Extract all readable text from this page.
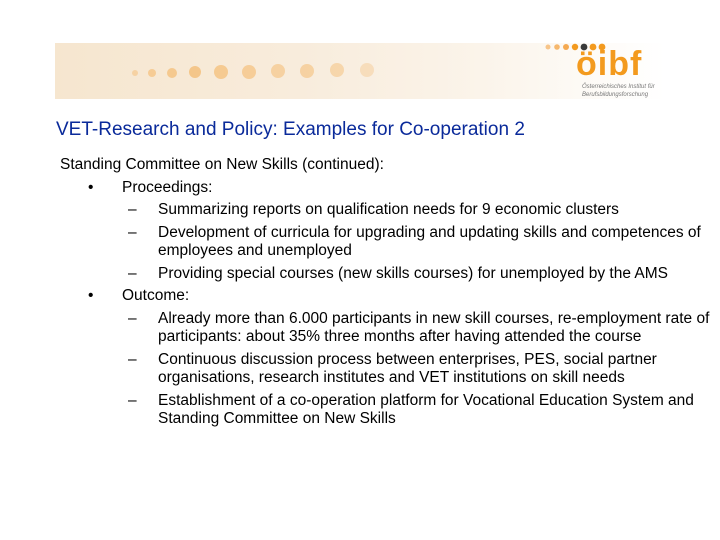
öibf
Österreichisches Institut für Berufsbildungsforschung
VET-Research and Policy: Examples for Co-operation 2
Standing Committee on New Skills (continued):
• Proceedings:
– Summarizing reports on qualification needs for 9 economic clusters
– Development of curricula for upgrading and updating skills and competences of employees and unemployed
– Providing special courses (new skills courses) for unemployed by the AMS
• Outcome:
– Already more than 6.000 participants in new skill courses, re-employment rate of participants: about 35% three months after having attended the course
– Continuous discussion process between enterprises, PES, social partner organisations, research institutes and VET institutions on skill needs
– Establishment of a co-operation platform for Vocational Education System and Standing Committee on New Skills
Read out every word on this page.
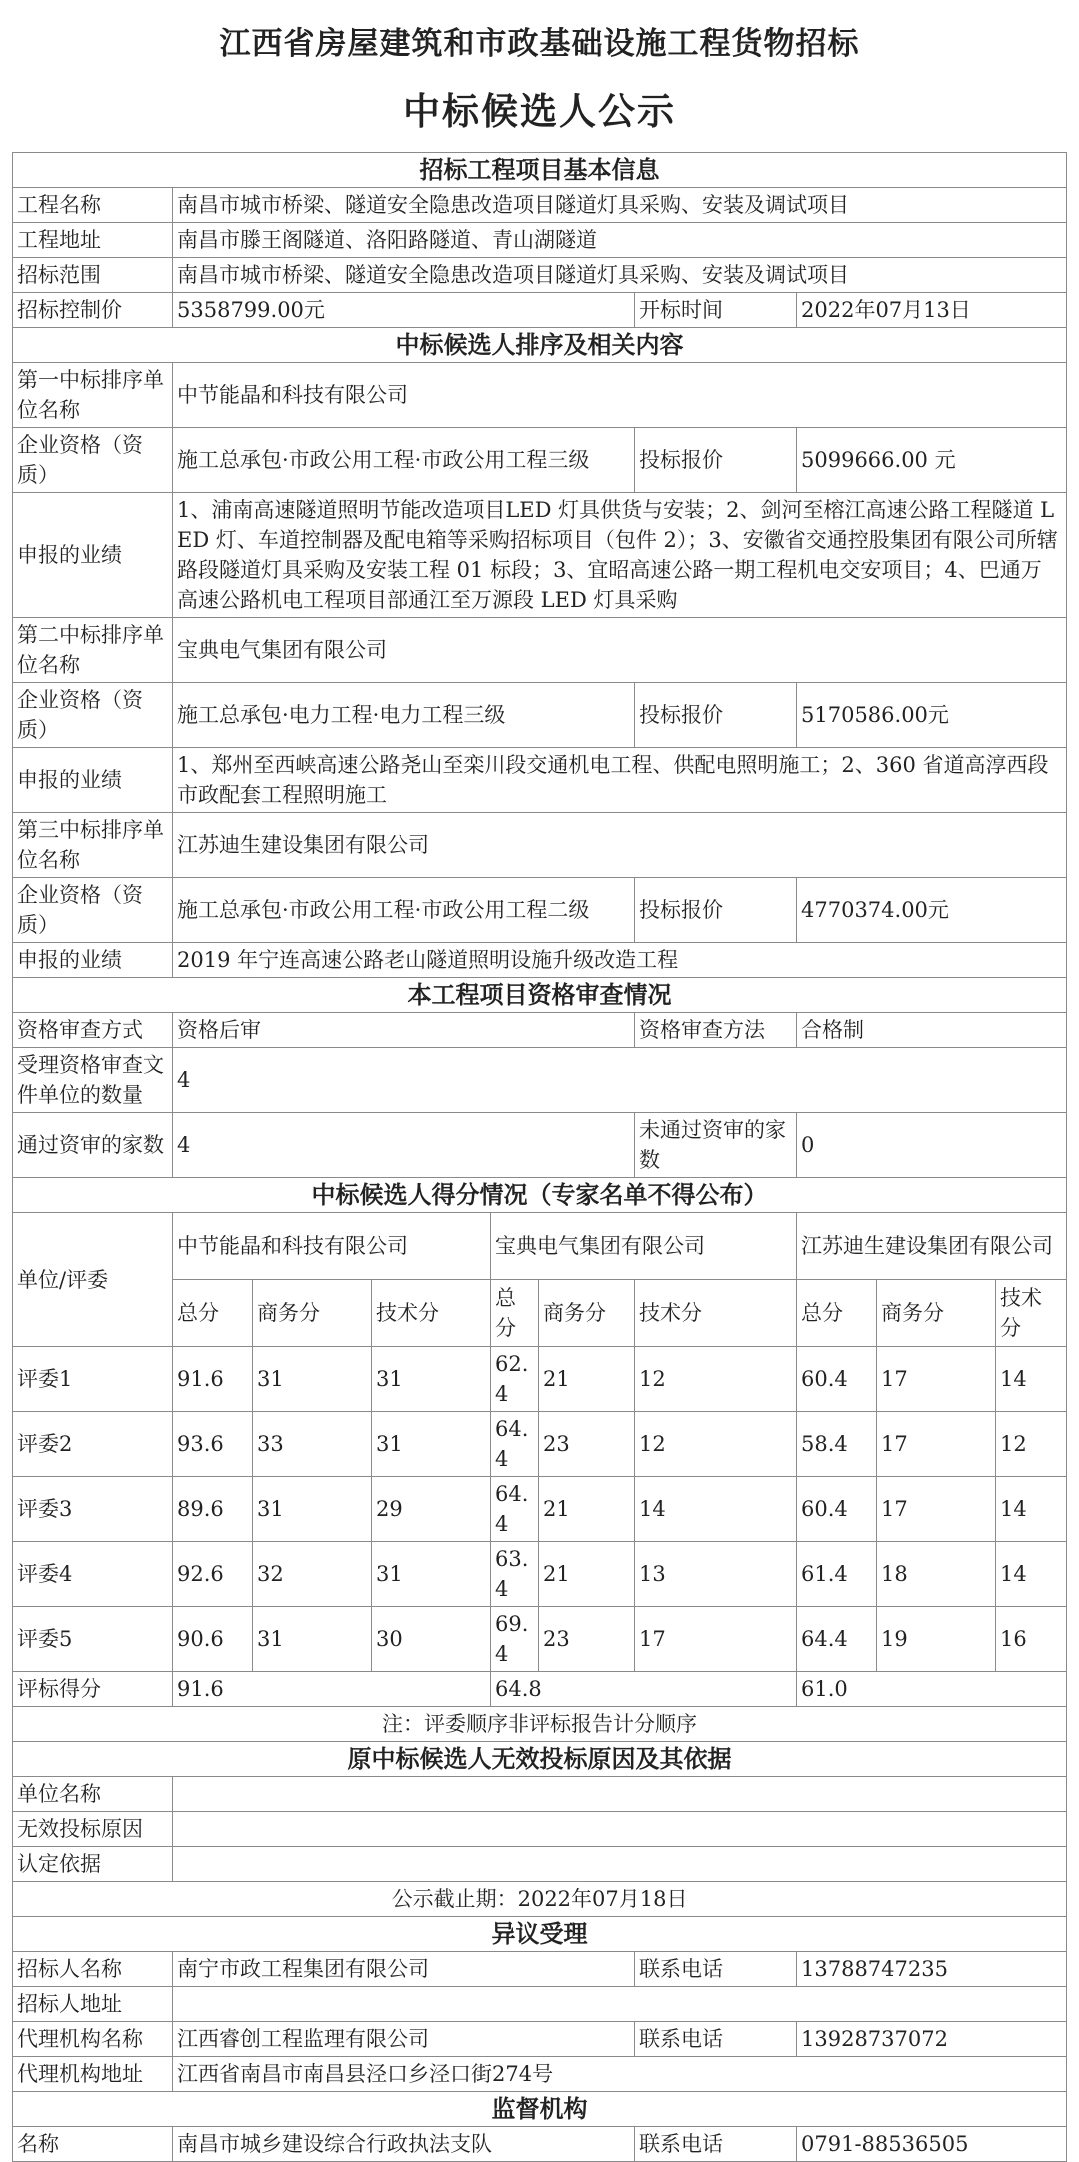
江西省房屋建筑和市政基础设施工程货物招标

中标候选人公示

招标工程项目基本信息									
工程名称	南昌市城市桥梁、隧道安全隐患改造项目隧道灯具采购、安装及调试项目								
工程地址	南昌市滕王阁隧道、洛阳路隧道、青山湖隧道								
招标范围	南昌市城市桥梁、隧道安全隐患改造项目隧道灯具采购、安装及调试项目								
招标控制价	5358799.00元					开标时间	2022年07月13日		
中标候选人排序及相关内容									
第一中标排序单位名称	中节能晶和科技有限公司								
企业资格（资质）	施工总承包·市政公用工程·市政公用工程三级					投标报价	5099666.00 元		
申报的业绩	1、浦南高速隧道照明节能改造项目LED 灯具供货与安装；2、剑河至榕江高速公路工程隧道 LED 灯、车道控制器及配电箱等采购招标项目（包件 2）；3、安徽省交通控股集团有限公司所辖路段隧道灯具采购及安装工程 01 标段；3、宜昭高速公路一期工程机电交安项目；4、巴通万高速公路机电工程项目部通江至万源段 LED 灯具采购								
第二中标排序单位名称	宝典电气集团有限公司								
企业资格（资质）	施工总承包·电力工程·电力工程三级					投标报价	5170586.00元		
申报的业绩	1、郑州至西峡高速公路尧山至栾川段交通机电工程、供配电照明施工；2、360 省道高淳西段市政配套工程照明施工								
第三中标排序单位名称	江苏迪生建设集团有限公司								
企业资格（资质）	施工总承包·市政公用工程·市政公用工程二级					投标报价	4770374.00元		
申报的业绩	2019 年宁连高速公路老山隧道照明设施升级改造工程								
本工程项目资格审查情况									
资格审查方式	资格后审					资格审查方法	合格制		
受理资格审查文件单位的数量	4								
通过资审的家数	4					未通过资审的家数	0		
中标候选人得分情况（专家名单不得公布）									
单位/评委	中节能晶和科技有限公司			宝典电气集团有限公司			江苏迪生建设集团有限公司		
	总分	商务分	技术分	总分	商务分	技术分	总分	商务分	技术分
评委1	91.6	31	31	62.4	21	12	60.4	17	14
评委2	93.6	33	31	64.4	23	12	58.4	17	12
评委3	89.6	31	29	64.4	21	14	60.4	17	14
评委4	92.6	32	31	63.4	21	13	61.4	18	14
评委5	90.6	31	30	69.4	23	17	64.4	19	16
评标得分	91.6			64.8			61.0		
注：评委顺序非评标报告计分顺序									
原中标候选人无效投标原因及其依据									
单位名称									
无效投标原因									
认定依据									
公示截止期：2022年07月18日									
异议受理									
招标人名称	南宁市政工程集团有限公司					联系电话	13788747235		
招标人地址									
代理机构名称	江西睿创工程监理有限公司					联系电话	13928737072		
代理机构地址	江西省南昌市南昌县泾口乡泾口街274号								
监督机构									
名称	南昌市城乡建设综合行政执法支队					联系电话	0791-88536505		
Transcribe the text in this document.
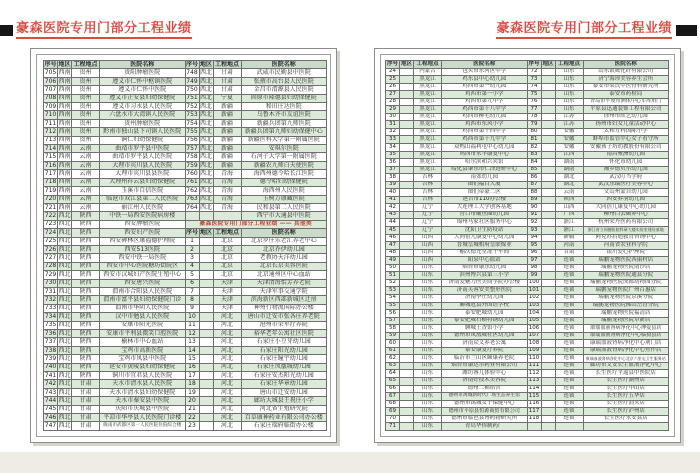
豪森医院专用门部分工程业绩
序号	地区	工程地点	医院名称	序号	地区	工程地点	医院名称
705	西南	贵州	贵阳肿瘤医院	748	西北	甘肃	武威市民勤县中医院
706	西南	贵州	遵义市仁怀中枢镇医院	749	西北	甘肃	张掖市高台县人民医院
707	西南	贵州	遵义市仁怀中医院	750	西北	甘肃	金昌市渭源县人民医院
708	西南	贵州	遵义市正安县妇幼保健院	751	西北	宁夏	固原市隆德县妇幼保健院
709	西南	贵州	遵义市习水县人民医院	752	西北	新疆	和田庄达医院
710	西南	贵州	六盘水市大湾镇人民医院	753	西北	新疆	乌鲁木齐市友谊医院
711	西南	贵州	贵州肿瘤医院	754	西北	新疆	新疆兵团第九师医院
712	西南	贵州	黔南市独山县下司镇人民医院	755	西北	新疆	新疆兵团第九师妇幼保健中心
713	西南	贵州	铜仁妇幼保健院	756	西北	新疆	新疆医科大学第一附属医院
714	西南	云南	曲靖市罗平县中医院	757	西北	新疆	安琪尔医院
715	西南	云南	曲靖市罗平县人民医院	758	西北	新疆	石河子大学第一附属医院
716	西南	云南	大理市宾川县人民医院	759	西北	新疆	新疆农九师白天使医院
717	西南	云南	大理市宾川县县医院	760	西北	青海	海西州德令哈长江医院
718	西南	云南	大理州祥云县妇幼保健院	761	西北	青海	德令哈妇幼保健院
719	西南	云南	玉溪市百信医院	762	西北	青海	海西州人民医院
720	西南	云南	临沧市双江县第二人民医院	763	西北	青海	玉树万康藏医院
721	西南	云南	丽江州人民医院	764	西北	青海	民和县第二人民医院
722	西北	陕西	中铁一局西安医院病房楼				西宁市大通县中医院
723	西北	陕西	西安肿瘤医院	豪森医院专用门部分工程业绩 —— 其他类			
724	西北	陕西	西安妇产医院	序号	地区	工程地点	医院名称
725	西北	陕西	西安碑林区康福德护理院	1		北京	北京罗庄乐老汇养老中心
726	西北	陕西	西安513医院	2		北京	北京乔伊幼儿园
727	西北	陕西	西安中铁一局医院	3		北京	老教协天洋幼儿园
728	西北	陕西	西安市中心医院糖坊街院区	4		北京	北京长京美容医院
729	西北	陕西	西安市汉城妇产医院生殖中心	5		北京	北京通州区中心血站
730	西北	陕西	西安唐兴医院	6		天津	天津清海怡芳养老院
731	西北	陕西	渭南市合阳县人民医院	7		天津	天津军事交通学院
732	西北	陕西	渭南市富平县妇幼保健院门诊	8		天津	滨海新区西部新城区迁房
733	西北	陕西	渭南市华阴人民医院	9		天津	神州行物流国际办公楼
734	西北	陕西	汉中市勉县人民医院	10		河北	唐山市迁安市张各庄养老院
735	西北	陕西	安康市阳光医院	11		河北	沧州市荣军疗养院
736	西北	陕西	安康市平利县微笑口腔医院	12		河北	裕华老年公寓社区医院
737	西北	陕西	榆林市中心血站	13		河北	石家庄小豆芽幼儿园
738	西北	陕西	宝鸡市高新医院	14		河北	石家庄阳光幼儿园
739	西北	陕西	宝鸡市凤县中医院	15		河北	石家庄瞳宇幼儿园
740	西北	陕西	延安市黄陵县妇幼保健院	16		河北	石家庄凤凰城幼儿园
741	西北	陕西	铜川市宜君县人民医院	17		河北	石家庄安杰阳光幼儿园
742	西北	甘肃	天水市清水县人民医院	18		河北	石家庄华章幼儿园
743	西北	甘肃	天水市清水县妇幼保健院	19		河北	唐山市迁安幼儿园
744	西北	甘肃	天水市秦安县中医院	20		河北	廊坊大城县王祝庄小学
745	西北	甘肃	庆阳市庆城县中医院	21		河北	河北省生殖研究院
746	西北	甘肃	平凉市华亭县人民医院门诊楼	22		河北	百草康神药业有限公司办公楼
747	西北	甘肃	陇南市武都区第一人民医院住院综合楼	23		河北	石家庄瑞府临街办公楼
豪森医院专用门部分工程业绩
序号	地区	工程地点	医院名称	序号	地区	工程地点	医院名称
24		内蒙古	包头市东河区中学	72		山东	山东银鹰化纤有限公司
25		黑龙江	鸡东县中心幼儿园	73		山东	济宁海珍美容养生会所
26		黑龙江	鸡西市第一幼儿园	74		山东	泰安市梁氏中医骨科研究所
27		黑龙江	鸡西市第一小学	75		山东	泰安市药检局
28		黑龙江	鸡西市第九中学	76		山东	青岛市平度市测体中心车库用门
29		黑龙江	鸡西市第十八中学	77		山东	平原县迅通装饰工程有限公司
30		黑龙江	鸡西市柳毛幼儿园	78		江苏	徐州市欣艺幼儿园
31		黑龙江	鸡西市东风小学	79		江苏	扬州市妇女儿童活动中心
32		黑龙江	鸡西市第十四中学	80		安徽	太和万科国际小学
33		黑龙江	鸡西市第十九中学	81		安徽	蚌埠市监管中心女子看守所
34		黑龙江	双鸭山福利屯中心幼儿园	82		安徽	安徽孩子坊幼教股份有限公司
35		黑龙江	鸡西市永丰康复中心	83		江西	南昌聚洲幼儿园
36		黑龙江	哈尔滨和兴宾馆	84		湖南	怀化市幼儿园
37		黑龙江	绥化县肇东市仁泽透析中心	85		湖南	湘乡德贝尔幼儿园
38		吉林	南郊幼儿园	86		湖北	武汉叮当学府
39		吉林	图们福百大厦	87		湖北	武汉乐瑞医疗美容中心
40		吉林	图们帝豪二区	88		云南	文山州蒙自幼儿园
41		吉林	延吉市110办公楼	89		陕西	西安养羽幼儿园
42		辽宁	大连理工大学创客基地	90		山西	大同蓓儿康复中心幼儿园
43		辽宁	营口市鲅鱼圈幼儿园	91		广西	柳州白云颐养中心
44		辽宁	锦州马家社区服务中心	92		浙江	杭州荣丹医药有限公司
45		辽宁	沈阳卫生防疫站	93		浙江	浙江省立同德医院科研大楼实验室建设基地
46		山西	大同蓓儿康复中心幼儿园	94		新疆	阿克苏启迪教育咨询中心
47		山西	晋城皇城相府皇联煤业	95		河南	河南省农业科学院
48		山西	榆次德元堂冻干车间	96		甘肃	银川爱心护理院
49		山西	阳泉中心血站	97		连锁	瑞鹏宠物医院西丽村店
50		山东	烟台市康乐幼儿园	98		连锁	瑞鹏宠物医院南沙店
51		山东	滨州博兴县第三小学	99		连锁	瑞鹏宠物医院通县分院
52		山东	济南爱魅力医美商学院办公楼	100		连锁	瑞鹏宠物医院成都动物园分院
53		山东	济南芙蓉安美整形医院	101		连锁	瑞鹏宠物医院广州百惠店
54		山东	济南李庄幼儿园	102		连锁	瑞鹏宠物医院京溪分院
55		山东	聊城冠县外国语学校	103		连锁	瑞鹏宠物医院佛山岳香分院
56		山东	泰安肥城幼儿园	104		连锁	瑞鹏宠物医院福清店
57		山东	泰安肥城石横特钢幼儿园	105		连锁	瑞鹏宠物医院阜新店
58		山东	聊城王香馆小学	106		连锁	康瑞血液肾病净化中心博爱县店
59		山东	德州市凤凰城社区幼儿园	107		连锁	康瑞血液肾病净化中心临猗县店
60		山东	济南众义养老公寓	108		连锁	康瑞血液肾病净化中心荆门店
61		山东	泰安康复疗养院	109		连锁	康瑞血液肾病净化中心焦作店
62		山东	临沂市兰山区颐康养老院	110		连锁	康瑞血液肾病净化中心北京六里屯卫生服务站
63		山东	烟台市康达尔药业有限公司	111		连锁	廊坊市文安长生血液净化中心
64		山东	潍坊睿儿体验中心	112		连锁	长生医疗平遥县中医院店
65		山东	济南好技术美容院	113		连锁	长生医疗潮州店
66		山东	德州二棉宿舍	114		连锁	长生医疗中山店
67		山东	德州市禹城新时代广场生态养生馆	115		连锁	长生医疗五华店
68		山东	德州市禹城女子保健中心	116		连锁	长生医疗汕头店
69		山东	德州市平原县恒源商贸有限公司	117		连锁	长生医疗泸州店
70		山东	德州市临邑县博药物研究所	118		连锁	长生医疗永安县店
71		山东	青岛华侨制药厂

_Given task_:
Show the lines that mention the word "大同蓓儿康复中心幼儿园".

_The solution_:
42		辽宁	大连理工大学创客基地	90		山西	大同蓓儿康复中心幼儿园
46		山西	大同蓓儿康复中心幼儿园	94		新疆	阿克苏启迪教育咨询中心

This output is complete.